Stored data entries
────────────────────────────────────────

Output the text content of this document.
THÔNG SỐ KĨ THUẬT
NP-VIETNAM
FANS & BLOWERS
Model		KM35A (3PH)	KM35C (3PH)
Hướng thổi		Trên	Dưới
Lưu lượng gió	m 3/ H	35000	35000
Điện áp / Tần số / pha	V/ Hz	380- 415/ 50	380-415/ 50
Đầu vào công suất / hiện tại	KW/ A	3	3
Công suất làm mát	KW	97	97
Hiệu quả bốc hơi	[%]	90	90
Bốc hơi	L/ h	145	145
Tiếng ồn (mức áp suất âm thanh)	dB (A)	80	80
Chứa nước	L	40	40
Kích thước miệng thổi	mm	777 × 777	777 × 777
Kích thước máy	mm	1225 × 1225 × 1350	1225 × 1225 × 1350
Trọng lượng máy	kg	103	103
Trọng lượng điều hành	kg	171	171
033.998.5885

────────────────────────────────────────

_WORK TO BE COMPLETED_: Retype all of the data shown above, word for word.

_TASK SOLUTION_:
Output the text content of this document.
THÔNG SỐ KĨ THUẬT
NP-VIETNAM
FANS & BLOWERS
Model		KM35A (3PH)	KM35C (3PH)
Hướng thổi		Trên	Dưới
Lưu lượng gió	m 3/ H	35000	35000
Điện áp / Tần số / pha	V/ Hz	380- 415/ 50	380-415/ 50
Đầu vào công suất / hiện tại	KW/ A	3	3
Công suất làm mát	KW	97	97
Hiệu quả bốc hơi	[%]	90	90
Bốc hơi	L/ h	145	145
Tiếng ồn (mức áp suất âm thanh)	dB (A)	80	80
Chứa nước	L	40	40
Kích thước miệng thổi	mm	777 × 777	777 × 777
Kích thước máy	mm	1225 × 1225 × 1350	1225 × 1225 × 1350
Trọng lượng máy	kg	103	103
Trọng lượng điều hành	kg	171	171
033.998.5885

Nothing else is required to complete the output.